> REQUIRED WORK
Please reproduce every line of the material below word for word, leaving out the pictures.

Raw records
══════

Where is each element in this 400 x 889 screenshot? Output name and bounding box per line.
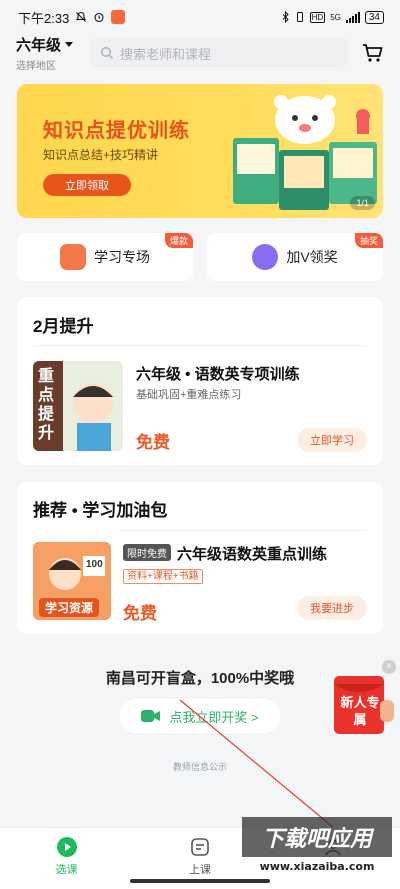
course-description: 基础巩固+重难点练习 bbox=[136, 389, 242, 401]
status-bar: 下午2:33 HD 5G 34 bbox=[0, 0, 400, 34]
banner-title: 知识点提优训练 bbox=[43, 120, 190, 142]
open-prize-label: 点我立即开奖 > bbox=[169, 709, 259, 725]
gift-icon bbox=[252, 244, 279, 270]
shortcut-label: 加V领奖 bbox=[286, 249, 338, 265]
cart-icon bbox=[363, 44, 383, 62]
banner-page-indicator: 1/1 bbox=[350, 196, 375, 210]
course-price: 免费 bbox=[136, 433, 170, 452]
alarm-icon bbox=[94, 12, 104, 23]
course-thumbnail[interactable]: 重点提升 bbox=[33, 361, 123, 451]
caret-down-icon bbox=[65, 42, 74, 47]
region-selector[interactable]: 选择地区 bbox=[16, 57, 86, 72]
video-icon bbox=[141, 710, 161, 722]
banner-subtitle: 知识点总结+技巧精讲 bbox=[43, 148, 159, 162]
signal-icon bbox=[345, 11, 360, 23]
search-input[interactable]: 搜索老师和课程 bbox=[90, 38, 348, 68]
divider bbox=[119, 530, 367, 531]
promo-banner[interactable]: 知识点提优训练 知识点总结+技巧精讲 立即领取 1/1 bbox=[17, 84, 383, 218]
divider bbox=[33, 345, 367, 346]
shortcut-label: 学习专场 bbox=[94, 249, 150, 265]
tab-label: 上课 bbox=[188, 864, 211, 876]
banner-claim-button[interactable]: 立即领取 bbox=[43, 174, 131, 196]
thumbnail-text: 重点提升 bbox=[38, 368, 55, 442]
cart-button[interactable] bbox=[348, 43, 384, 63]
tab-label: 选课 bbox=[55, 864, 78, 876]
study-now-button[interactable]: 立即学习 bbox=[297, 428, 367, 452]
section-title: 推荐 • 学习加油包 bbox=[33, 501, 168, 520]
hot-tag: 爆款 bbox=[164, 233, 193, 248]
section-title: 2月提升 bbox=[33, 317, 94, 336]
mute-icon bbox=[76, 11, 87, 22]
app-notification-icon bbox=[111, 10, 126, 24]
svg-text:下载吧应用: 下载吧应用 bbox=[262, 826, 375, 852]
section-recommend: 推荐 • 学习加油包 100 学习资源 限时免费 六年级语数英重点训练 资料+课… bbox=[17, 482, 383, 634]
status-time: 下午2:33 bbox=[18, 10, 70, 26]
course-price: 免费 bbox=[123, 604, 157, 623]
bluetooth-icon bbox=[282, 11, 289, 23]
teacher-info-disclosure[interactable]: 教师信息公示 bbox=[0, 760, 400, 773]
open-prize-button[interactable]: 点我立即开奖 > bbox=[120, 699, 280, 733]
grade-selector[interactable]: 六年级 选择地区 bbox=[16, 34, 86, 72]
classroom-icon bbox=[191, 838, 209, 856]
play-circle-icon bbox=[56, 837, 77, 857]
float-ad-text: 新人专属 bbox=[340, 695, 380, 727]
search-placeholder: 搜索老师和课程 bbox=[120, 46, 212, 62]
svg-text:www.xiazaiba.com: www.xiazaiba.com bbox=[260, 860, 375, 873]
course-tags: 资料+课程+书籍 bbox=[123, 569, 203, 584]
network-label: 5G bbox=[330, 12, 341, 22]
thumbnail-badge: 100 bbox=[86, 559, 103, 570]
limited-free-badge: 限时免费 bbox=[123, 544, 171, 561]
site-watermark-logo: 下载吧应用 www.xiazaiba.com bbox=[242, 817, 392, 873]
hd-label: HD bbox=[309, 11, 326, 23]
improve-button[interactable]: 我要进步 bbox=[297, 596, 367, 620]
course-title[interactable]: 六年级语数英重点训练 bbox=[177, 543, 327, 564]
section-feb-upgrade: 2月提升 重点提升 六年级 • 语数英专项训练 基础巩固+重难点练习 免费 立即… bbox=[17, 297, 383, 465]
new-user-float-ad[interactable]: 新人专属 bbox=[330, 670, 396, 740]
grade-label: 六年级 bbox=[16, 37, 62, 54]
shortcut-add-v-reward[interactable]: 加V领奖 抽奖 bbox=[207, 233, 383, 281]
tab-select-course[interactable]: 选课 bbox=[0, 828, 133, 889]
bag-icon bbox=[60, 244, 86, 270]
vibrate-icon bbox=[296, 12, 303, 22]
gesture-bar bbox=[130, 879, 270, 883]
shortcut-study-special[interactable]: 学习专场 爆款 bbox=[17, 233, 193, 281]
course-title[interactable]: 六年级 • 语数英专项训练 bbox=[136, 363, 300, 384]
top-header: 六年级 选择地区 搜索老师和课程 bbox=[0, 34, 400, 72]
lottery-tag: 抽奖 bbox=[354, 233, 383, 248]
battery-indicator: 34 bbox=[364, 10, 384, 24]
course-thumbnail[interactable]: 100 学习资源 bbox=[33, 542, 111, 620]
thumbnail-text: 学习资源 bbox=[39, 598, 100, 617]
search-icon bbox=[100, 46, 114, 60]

══════

> FINAL RESULT
Where is each element in this 400 x 889 screenshot? Output name and bounding box per line.
course-description: 基础巩固+重难点练习 bbox=[136, 389, 242, 401]
status-bar: 下午2:33 HD 5G 34 bbox=[0, 0, 400, 34]
banner-title: 知识点提优训练 bbox=[43, 120, 190, 142]
open-prize-label: 点我立即开奖 > bbox=[169, 709, 259, 725]
gift-icon bbox=[252, 244, 279, 270]
shortcut-label: 加V领奖 bbox=[286, 249, 338, 265]
cart-icon bbox=[363, 44, 383, 62]
banner-page-indicator: 1/1 bbox=[350, 196, 375, 210]
course-price: 免费 bbox=[136, 433, 170, 452]
alarm-icon bbox=[94, 12, 104, 23]
course-thumbnail[interactable]: 重点提升 bbox=[33, 361, 123, 451]
caret-down-icon bbox=[65, 42, 74, 47]
region-selector[interactable]: 选择地区 bbox=[16, 57, 86, 72]
video-icon bbox=[141, 710, 161, 722]
banner-subtitle: 知识点总结+技巧精讲 bbox=[43, 148, 159, 162]
signal-icon bbox=[345, 11, 360, 23]
search-input[interactable]: 搜索老师和课程 bbox=[90, 38, 348, 68]
divider bbox=[119, 530, 367, 531]
promo-banner[interactable]: 知识点提优训练 知识点总结+技巧精讲 立即领取 1/1 bbox=[17, 84, 383, 218]
divider bbox=[33, 345, 367, 346]
shortcut-label: 学习专场 bbox=[94, 249, 150, 265]
tab-label: 上课 bbox=[188, 864, 211, 876]
banner-claim-button[interactable]: 立即领取 bbox=[43, 174, 131, 196]
thumbnail-text: 重点提升 bbox=[38, 368, 55, 442]
cart-button[interactable] bbox=[348, 43, 384, 63]
tab-label: 选课 bbox=[55, 864, 78, 876]
study-now-button[interactable]: 立即学习 bbox=[297, 428, 367, 452]
section-title: 推荐 • 学习加油包 bbox=[33, 501, 168, 520]
hot-tag: 爆款 bbox=[164, 233, 193, 248]
section-title: 2月提升 bbox=[33, 317, 94, 336]
mute-icon bbox=[76, 11, 87, 22]
app-notification-icon bbox=[111, 10, 126, 24]
svg-text:下载吧应用: 下载吧应用 bbox=[262, 826, 375, 852]
section-recommend: 推荐 • 学习加油包 100 学习资源 限时免费 六年级语数英重点训练 资料+课… bbox=[17, 482, 383, 634]
status-time: 下午2:33 bbox=[18, 10, 70, 26]
course-price: 免费 bbox=[123, 604, 157, 623]
bluetooth-icon bbox=[282, 11, 289, 23]
teacher-info-disclosure[interactable]: 教师信息公示 bbox=[0, 760, 400, 773]
open-prize-button[interactable]: 点我立即开奖 > bbox=[120, 699, 280, 733]
grade-selector[interactable]: 六年级 选择地区 bbox=[16, 34, 86, 72]
classroom-icon bbox=[191, 838, 209, 856]
play-circle-icon bbox=[56, 837, 77, 857]
float-ad-text: 新人专属 bbox=[340, 695, 380, 727]
search-placeholder: 搜索老师和课程 bbox=[120, 46, 212, 62]
svg-text:www.xiazaiba.com: www.xiazaiba.com bbox=[260, 860, 375, 873]
course-tags: 资料+课程+书籍 bbox=[123, 569, 203, 584]
network-label: 5G bbox=[330, 12, 341, 22]
thumbnail-badge: 100 bbox=[86, 559, 103, 570]
limited-free-badge: 限时免费 bbox=[123, 544, 171, 561]
site-watermark-logo: 下载吧应用 www.xiazaiba.com bbox=[242, 817, 392, 873]
hd-label: HD bbox=[309, 11, 326, 23]
improve-button[interactable]: 我要进步 bbox=[297, 596, 367, 620]
course-title[interactable]: 六年级语数英重点训练 bbox=[177, 543, 327, 564]
section-feb-upgrade: 2月提升 重点提升 六年级 • 语数英专项训练 基础巩固+重难点练习 免费 立即… bbox=[17, 297, 383, 465]
new-user-float-ad[interactable]: 新人专属 bbox=[330, 670, 396, 740]
grade-label: 六年级 bbox=[16, 37, 62, 54]
shortcut-add-v-reward[interactable]: 加V领奖 抽奖 bbox=[207, 233, 383, 281]
tab-select-course[interactable]: 选课 bbox=[0, 828, 133, 889]
bag-icon bbox=[60, 244, 86, 270]
vibrate-icon bbox=[296, 12, 303, 22]
gesture-bar bbox=[130, 879, 270, 883]
shortcut-study-special[interactable]: 学习专场 爆款 bbox=[17, 233, 193, 281]
course-title[interactable]: 六年级 • 语数英专项训练 bbox=[136, 363, 300, 384]
top-header: 六年级 选择地区 搜索老师和课程 bbox=[0, 34, 400, 72]
lottery-tag: 抽奖 bbox=[354, 233, 383, 248]
battery-indicator: 34 bbox=[364, 10, 384, 24]
course-thumbnail[interactable]: 100 学习资源 bbox=[33, 542, 111, 620]
thumbnail-text: 学习资源 bbox=[39, 598, 100, 617]
search-icon bbox=[100, 46, 114, 60]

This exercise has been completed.